- [Task material]:
########

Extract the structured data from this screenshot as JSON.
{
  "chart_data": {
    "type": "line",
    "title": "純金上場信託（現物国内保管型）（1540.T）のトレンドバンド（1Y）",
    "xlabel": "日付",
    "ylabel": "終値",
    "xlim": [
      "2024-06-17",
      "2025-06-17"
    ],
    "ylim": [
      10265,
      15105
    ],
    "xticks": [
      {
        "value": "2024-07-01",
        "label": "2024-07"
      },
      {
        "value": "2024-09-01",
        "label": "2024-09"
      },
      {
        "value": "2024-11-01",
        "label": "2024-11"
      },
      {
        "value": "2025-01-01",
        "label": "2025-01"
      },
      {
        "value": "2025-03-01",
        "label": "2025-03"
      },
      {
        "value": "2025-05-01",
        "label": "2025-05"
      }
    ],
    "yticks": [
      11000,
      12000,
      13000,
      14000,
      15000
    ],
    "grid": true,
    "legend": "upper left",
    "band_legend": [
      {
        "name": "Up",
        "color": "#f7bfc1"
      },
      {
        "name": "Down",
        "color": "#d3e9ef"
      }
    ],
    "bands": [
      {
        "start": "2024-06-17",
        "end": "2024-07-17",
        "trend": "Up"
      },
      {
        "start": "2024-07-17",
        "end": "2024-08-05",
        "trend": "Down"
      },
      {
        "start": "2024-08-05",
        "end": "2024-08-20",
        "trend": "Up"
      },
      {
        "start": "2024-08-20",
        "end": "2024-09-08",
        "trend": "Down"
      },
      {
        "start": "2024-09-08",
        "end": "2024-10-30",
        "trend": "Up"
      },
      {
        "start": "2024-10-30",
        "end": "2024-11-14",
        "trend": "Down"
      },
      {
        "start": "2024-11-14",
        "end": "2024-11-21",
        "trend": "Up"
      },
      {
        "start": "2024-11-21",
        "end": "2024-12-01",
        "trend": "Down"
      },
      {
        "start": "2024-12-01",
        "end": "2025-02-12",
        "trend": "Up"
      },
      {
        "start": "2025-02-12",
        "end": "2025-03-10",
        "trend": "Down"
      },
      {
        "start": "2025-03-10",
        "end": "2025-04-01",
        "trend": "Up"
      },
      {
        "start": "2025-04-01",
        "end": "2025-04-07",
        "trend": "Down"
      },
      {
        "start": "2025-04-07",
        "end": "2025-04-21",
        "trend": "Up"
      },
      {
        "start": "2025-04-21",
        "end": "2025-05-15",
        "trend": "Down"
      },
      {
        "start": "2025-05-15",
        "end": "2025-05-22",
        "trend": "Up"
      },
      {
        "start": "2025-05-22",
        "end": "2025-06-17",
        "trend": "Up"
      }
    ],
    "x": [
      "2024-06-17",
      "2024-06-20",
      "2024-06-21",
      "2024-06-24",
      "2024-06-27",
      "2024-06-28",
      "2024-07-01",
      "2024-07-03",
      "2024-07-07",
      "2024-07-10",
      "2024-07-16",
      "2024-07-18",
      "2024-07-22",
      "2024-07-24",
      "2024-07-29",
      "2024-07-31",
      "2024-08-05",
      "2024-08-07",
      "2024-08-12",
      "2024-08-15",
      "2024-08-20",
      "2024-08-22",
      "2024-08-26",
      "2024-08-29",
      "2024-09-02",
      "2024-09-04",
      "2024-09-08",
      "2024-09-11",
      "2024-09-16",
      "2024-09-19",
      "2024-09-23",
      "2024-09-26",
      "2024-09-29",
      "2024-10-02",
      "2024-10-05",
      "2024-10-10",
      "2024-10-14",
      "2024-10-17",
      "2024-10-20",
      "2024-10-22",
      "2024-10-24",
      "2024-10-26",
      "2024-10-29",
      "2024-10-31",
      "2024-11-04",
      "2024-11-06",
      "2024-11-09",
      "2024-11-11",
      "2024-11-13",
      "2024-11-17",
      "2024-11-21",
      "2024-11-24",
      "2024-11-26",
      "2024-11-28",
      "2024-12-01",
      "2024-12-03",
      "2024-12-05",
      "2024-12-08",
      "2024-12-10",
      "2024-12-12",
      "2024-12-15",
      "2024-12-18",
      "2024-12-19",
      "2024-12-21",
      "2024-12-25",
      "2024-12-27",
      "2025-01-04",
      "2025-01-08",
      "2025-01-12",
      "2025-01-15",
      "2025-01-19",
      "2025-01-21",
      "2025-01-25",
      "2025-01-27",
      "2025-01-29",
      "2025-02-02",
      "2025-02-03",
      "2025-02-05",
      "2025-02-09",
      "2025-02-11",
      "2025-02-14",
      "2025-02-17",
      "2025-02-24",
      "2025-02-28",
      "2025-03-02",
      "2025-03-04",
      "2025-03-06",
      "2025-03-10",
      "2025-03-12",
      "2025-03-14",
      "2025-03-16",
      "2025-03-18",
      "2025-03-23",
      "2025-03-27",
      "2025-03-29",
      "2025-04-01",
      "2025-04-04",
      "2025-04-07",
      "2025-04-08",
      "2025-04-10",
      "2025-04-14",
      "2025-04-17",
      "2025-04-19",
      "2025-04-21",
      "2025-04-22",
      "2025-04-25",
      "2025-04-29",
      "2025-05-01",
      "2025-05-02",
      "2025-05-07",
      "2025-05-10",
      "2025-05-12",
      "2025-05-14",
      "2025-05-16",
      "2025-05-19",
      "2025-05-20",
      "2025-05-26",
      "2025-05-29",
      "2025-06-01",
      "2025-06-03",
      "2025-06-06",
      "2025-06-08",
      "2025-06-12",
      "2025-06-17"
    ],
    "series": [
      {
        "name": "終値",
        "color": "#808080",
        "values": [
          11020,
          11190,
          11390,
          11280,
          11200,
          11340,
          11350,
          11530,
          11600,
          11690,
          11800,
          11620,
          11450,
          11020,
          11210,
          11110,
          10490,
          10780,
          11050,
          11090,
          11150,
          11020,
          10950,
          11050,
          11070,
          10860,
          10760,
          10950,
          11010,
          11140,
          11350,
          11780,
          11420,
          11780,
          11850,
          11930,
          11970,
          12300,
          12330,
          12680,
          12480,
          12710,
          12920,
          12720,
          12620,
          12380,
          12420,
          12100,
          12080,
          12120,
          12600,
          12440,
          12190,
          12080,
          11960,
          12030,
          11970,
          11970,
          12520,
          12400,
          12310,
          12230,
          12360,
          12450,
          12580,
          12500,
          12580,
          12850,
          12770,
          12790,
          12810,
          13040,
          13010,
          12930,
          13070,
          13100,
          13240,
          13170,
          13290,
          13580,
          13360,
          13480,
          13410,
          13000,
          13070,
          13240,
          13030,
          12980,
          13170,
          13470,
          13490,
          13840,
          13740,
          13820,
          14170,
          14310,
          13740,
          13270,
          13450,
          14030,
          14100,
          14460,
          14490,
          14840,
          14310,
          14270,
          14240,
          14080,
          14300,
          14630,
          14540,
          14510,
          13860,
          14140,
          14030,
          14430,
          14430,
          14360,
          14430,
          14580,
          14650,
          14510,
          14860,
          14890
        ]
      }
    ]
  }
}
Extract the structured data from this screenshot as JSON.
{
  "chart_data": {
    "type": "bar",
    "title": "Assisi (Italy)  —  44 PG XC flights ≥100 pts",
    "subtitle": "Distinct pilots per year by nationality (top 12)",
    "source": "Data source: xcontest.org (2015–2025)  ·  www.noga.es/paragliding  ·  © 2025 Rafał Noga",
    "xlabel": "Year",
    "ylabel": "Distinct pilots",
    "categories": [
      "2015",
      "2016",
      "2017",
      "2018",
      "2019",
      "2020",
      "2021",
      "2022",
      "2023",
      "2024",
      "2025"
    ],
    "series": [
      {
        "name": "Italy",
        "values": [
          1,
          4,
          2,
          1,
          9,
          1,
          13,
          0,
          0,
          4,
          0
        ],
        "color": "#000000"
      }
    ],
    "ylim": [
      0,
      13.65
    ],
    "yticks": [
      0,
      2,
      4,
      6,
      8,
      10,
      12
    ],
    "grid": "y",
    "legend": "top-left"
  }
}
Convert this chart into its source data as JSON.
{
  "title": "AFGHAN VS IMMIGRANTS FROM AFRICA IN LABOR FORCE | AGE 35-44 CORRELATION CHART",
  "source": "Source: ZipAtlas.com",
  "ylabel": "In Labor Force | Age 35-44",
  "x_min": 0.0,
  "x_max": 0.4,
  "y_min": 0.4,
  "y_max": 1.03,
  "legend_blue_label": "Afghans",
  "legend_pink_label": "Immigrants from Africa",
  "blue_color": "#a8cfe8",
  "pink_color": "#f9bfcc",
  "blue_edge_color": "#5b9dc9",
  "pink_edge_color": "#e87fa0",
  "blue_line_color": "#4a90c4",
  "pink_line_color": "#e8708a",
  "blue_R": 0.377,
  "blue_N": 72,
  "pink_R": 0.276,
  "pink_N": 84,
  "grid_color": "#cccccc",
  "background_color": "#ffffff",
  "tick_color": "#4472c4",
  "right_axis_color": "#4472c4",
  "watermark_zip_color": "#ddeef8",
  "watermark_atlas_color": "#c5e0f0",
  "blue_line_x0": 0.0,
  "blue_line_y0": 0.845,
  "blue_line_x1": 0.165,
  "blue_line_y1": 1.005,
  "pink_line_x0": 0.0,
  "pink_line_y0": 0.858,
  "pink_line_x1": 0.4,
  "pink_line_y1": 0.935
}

########

- [Exercise directions]:
Above are entries; state the number of lines among them that contain "source", and nothing else.

- [Correct response]:
3